What to produce: Pick out each line below containing "Ranges".

Exercise input:
- - - - - - -

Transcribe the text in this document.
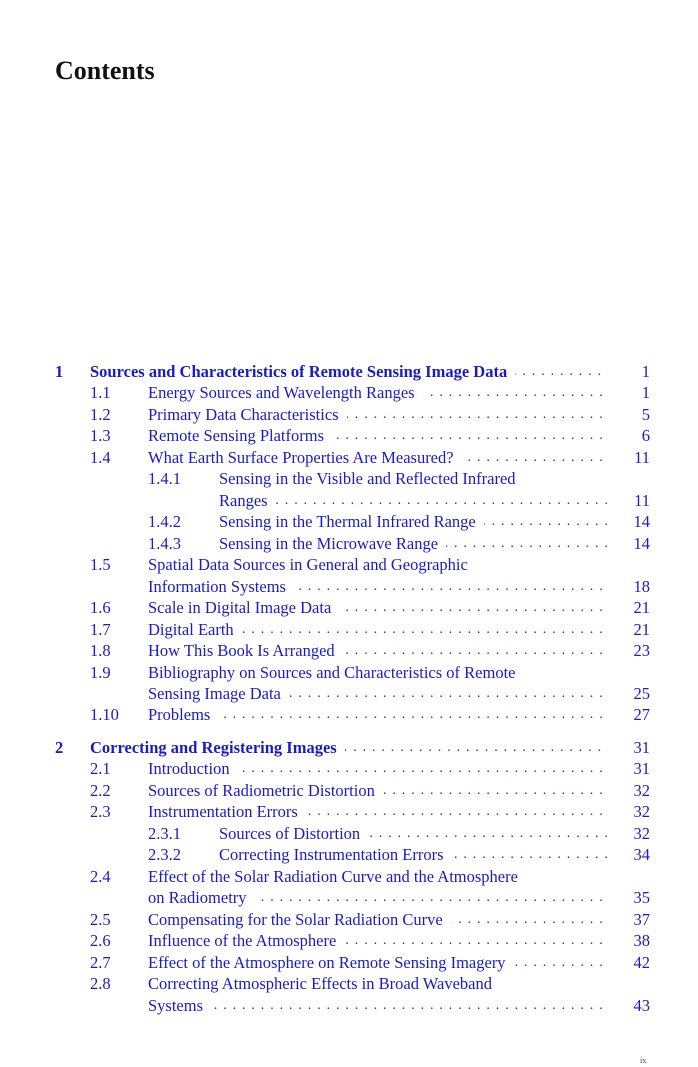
Contents
1 Sources and Characteristics of Remote Sensing Image Data . . .	1
1.1 Energy Sources and Wavelength Ranges . . .	1
1.2 Primary Data Characteristics . . .	5
1.3 Remote Sensing Platforms . . .	6
1.4 What Earth Surface Properties Are Measured? . . .	11
1.4.1 Sensing in the Visible and Reflected Infrared
Ranges . . .	11
1.4.2 Sensing in the Thermal Infrared Range . . .	14
1.4.3 Sensing in the Microwave Range . . .	14
1.5 Spatial Data Sources in General and Geographic
Information Systems . . .	18
1.6 Scale in Digital Image Data . . .	21
1.7 Digital Earth . . .	21
1.8 How This Book Is Arranged . . .	23
1.9 Bibliography on Sources and Characteristics of Remote
Sensing Image Data . . .	25
1.10 Problems . . .	27
2 Correcting and Registering Images . . .	31
2.1 Introduction . . .	31
2.2 Sources of Radiometric Distortion . . .	32
2.3 Instrumentation Errors . . .	32
2.3.1 Sources of Distortion . . .	32
2.3.2 Correcting Instrumentation Errors . . .	34
2.4 Effect of the Solar Radiation Curve and the Atmosphere
on Radiometry . . .	35
2.5 Compensating for the Solar Radiation Curve . . .	37
2.6 Influence of the Atmosphere . . .	38
2.7 Effect of the Atmosphere on Remote Sensing Imagery . . .	42
2.8 Correcting Atmospheric Effects in Broad Waveband
Systems . . .	43
ix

- - - - - - -

Answer in full:
1.1 Energy Sources and Wavelength Ranges . . .	1
Ranges . . .	11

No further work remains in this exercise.